### TASK TO COMPLETE
Copy out all lines where "Italian" appears.

### DATASET CONTENT
-.-.-

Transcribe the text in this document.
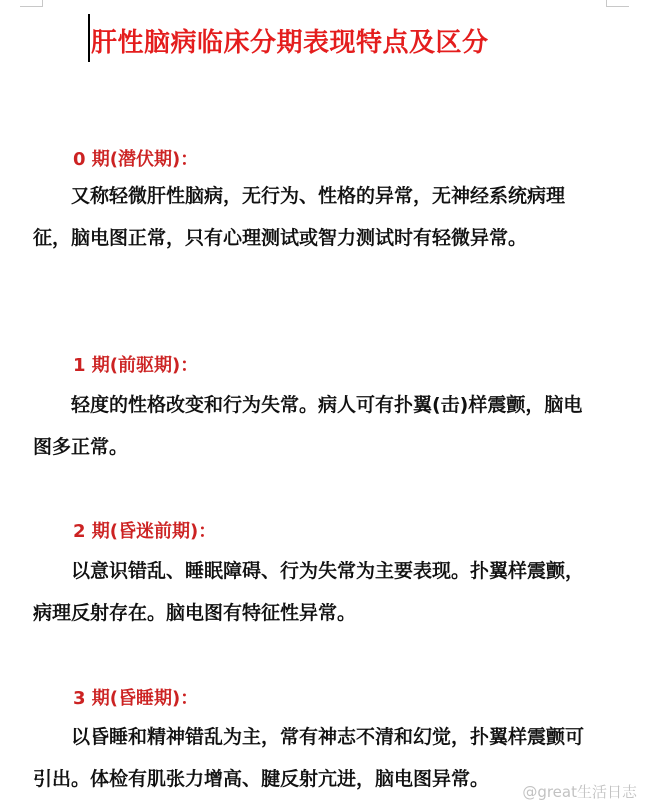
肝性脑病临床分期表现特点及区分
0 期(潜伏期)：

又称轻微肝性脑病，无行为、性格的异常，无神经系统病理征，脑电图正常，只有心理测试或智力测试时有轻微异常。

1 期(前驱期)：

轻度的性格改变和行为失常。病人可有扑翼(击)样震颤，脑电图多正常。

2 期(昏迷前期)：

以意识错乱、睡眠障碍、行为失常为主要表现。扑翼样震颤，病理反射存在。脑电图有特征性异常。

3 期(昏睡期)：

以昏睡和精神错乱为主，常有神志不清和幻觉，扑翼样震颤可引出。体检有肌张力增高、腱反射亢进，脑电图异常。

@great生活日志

-.-.-

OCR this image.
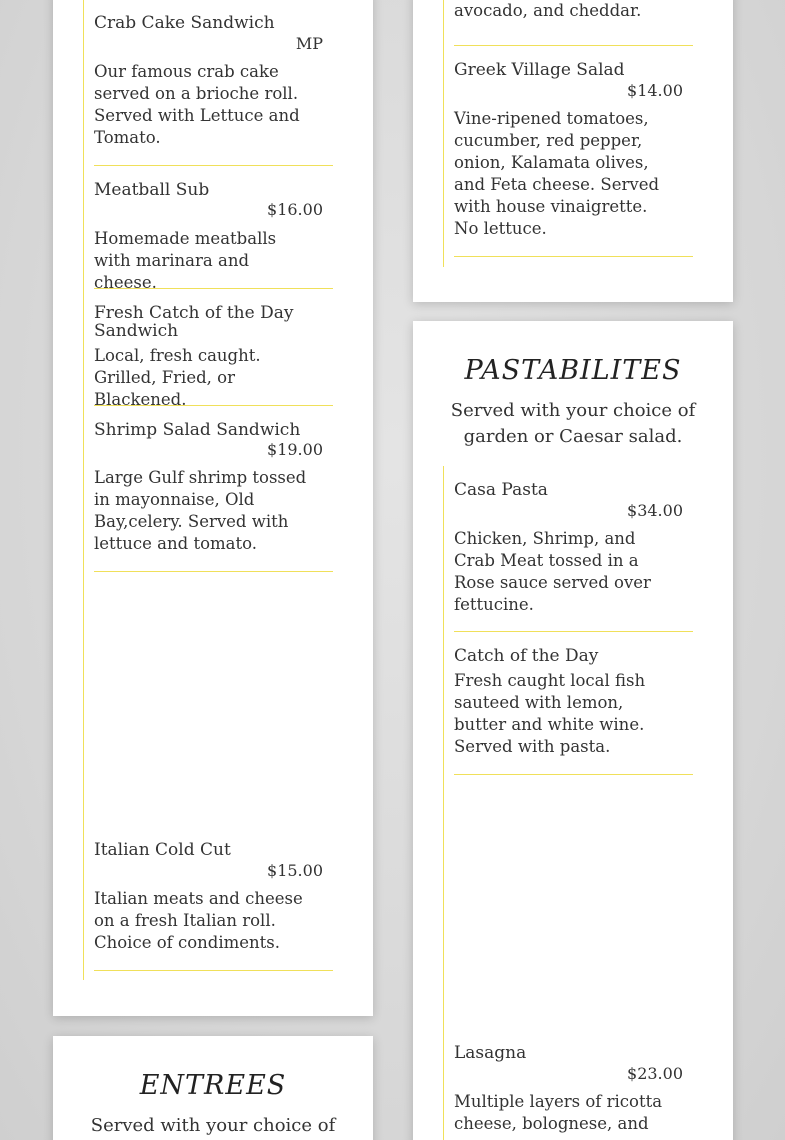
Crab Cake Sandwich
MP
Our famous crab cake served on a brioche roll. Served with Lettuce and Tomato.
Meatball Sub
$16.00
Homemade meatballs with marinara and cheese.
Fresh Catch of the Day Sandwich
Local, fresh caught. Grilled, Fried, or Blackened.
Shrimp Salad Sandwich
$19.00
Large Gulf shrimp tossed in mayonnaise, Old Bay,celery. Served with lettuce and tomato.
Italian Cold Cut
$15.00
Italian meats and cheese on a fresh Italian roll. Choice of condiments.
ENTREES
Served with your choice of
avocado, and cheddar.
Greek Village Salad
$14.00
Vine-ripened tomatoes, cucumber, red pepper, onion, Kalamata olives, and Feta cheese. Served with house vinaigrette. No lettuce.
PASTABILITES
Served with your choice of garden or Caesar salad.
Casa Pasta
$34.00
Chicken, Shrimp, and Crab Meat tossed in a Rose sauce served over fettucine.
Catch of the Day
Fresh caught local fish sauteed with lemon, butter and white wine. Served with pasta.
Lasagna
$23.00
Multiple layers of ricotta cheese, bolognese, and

-.-.-

### EXERCISE SOLUTION
Italian Cold Cut
Italian meats and cheese on a fresh Italian roll. Choice of condiments.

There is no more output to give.